WHAT IS BEING ASKED: In the records below, find each line with the word "населения" and copy it.

(begin)

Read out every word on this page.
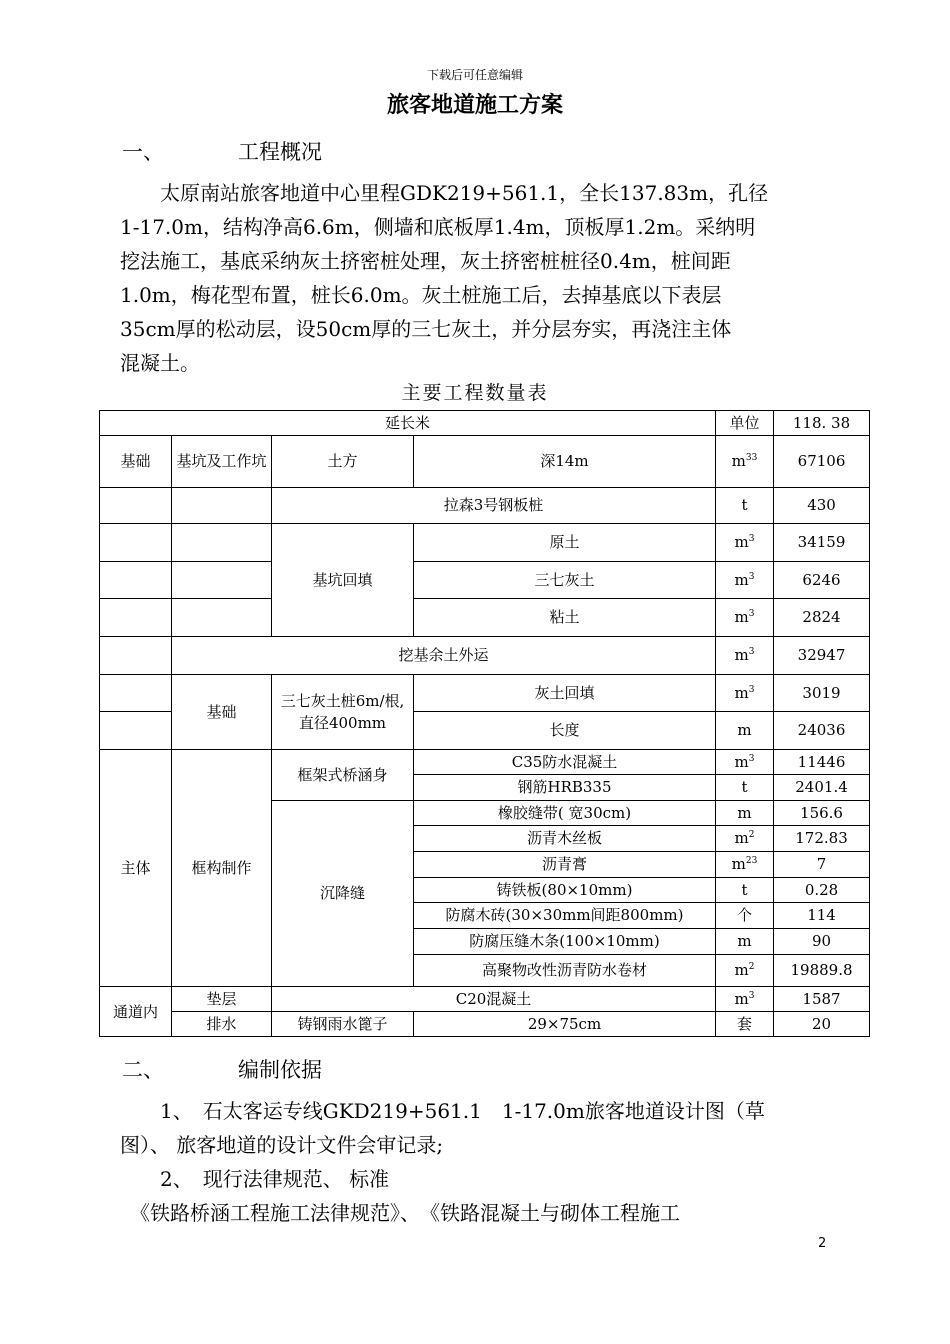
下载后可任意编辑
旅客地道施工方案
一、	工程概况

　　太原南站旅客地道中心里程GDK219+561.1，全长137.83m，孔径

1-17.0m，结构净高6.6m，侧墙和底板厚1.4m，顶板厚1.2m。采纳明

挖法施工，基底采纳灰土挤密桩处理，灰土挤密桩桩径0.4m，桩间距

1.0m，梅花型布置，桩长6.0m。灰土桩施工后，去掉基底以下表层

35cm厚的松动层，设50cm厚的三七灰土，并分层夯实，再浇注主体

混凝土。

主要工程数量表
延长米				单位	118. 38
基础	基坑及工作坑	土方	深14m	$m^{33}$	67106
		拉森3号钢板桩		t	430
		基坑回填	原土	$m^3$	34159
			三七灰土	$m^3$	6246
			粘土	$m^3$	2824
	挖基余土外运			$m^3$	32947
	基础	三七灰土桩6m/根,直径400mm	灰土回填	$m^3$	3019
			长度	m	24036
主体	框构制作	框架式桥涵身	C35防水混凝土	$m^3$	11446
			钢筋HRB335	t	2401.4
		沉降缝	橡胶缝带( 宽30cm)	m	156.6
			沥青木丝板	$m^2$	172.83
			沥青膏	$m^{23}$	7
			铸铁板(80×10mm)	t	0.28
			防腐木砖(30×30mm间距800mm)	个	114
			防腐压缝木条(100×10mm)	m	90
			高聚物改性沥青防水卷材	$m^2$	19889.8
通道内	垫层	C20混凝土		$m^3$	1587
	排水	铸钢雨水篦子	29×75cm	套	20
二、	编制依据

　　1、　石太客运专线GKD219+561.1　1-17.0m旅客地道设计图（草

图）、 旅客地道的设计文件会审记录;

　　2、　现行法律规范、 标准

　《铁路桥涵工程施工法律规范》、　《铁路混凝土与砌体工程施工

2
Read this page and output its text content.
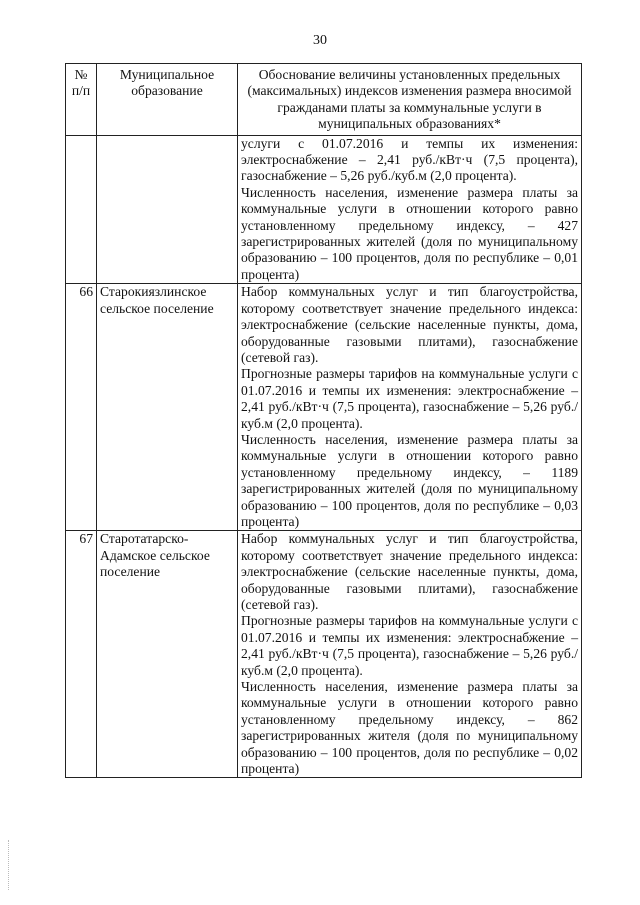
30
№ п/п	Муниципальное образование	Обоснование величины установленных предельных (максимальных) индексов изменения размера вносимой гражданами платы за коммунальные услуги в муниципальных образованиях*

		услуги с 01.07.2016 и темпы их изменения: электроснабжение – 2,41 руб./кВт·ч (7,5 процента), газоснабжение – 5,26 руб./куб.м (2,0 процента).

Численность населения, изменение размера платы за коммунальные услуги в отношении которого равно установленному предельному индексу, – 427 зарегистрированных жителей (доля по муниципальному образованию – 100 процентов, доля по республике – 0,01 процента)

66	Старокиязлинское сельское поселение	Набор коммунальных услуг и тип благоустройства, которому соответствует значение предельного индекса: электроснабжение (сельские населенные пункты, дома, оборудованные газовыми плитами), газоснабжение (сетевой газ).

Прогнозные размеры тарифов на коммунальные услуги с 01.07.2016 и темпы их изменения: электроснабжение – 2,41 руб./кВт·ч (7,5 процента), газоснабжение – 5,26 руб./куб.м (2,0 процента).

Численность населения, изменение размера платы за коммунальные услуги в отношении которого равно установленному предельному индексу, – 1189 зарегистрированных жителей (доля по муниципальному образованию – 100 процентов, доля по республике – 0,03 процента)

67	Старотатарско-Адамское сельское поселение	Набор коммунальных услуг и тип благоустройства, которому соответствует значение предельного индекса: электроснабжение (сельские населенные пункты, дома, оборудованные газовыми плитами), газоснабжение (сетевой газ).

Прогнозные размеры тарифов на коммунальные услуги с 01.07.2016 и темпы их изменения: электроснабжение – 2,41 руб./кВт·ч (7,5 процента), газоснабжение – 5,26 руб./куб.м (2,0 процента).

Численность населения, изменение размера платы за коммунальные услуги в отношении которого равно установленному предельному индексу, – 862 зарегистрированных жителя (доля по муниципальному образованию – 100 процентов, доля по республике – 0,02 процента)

(end)

TASK OUTPUT:
Численность населения, изменение размера платы за коммунальные услуги в отношении которого равно установленному предельному индексу, – 427 зарегистрированных жителей (доля по муниципальному образованию – 100 процентов, доля по республике – 0,01 процента)
Численность населения, изменение размера платы за коммунальные услуги в отношении которого равно установленному предельному индексу, – 1189 зарегистрированных жителей (доля по муниципальному образованию – 100 процентов, доля по республике – 0,03 процента)
Численность населения, изменение размера платы за коммунальные услуги в отношении которого равно установленному предельному индексу, – 862 зарегистрированных жителя (доля по муниципальному образованию – 100 процентов, доля по республике – 0,02 процента)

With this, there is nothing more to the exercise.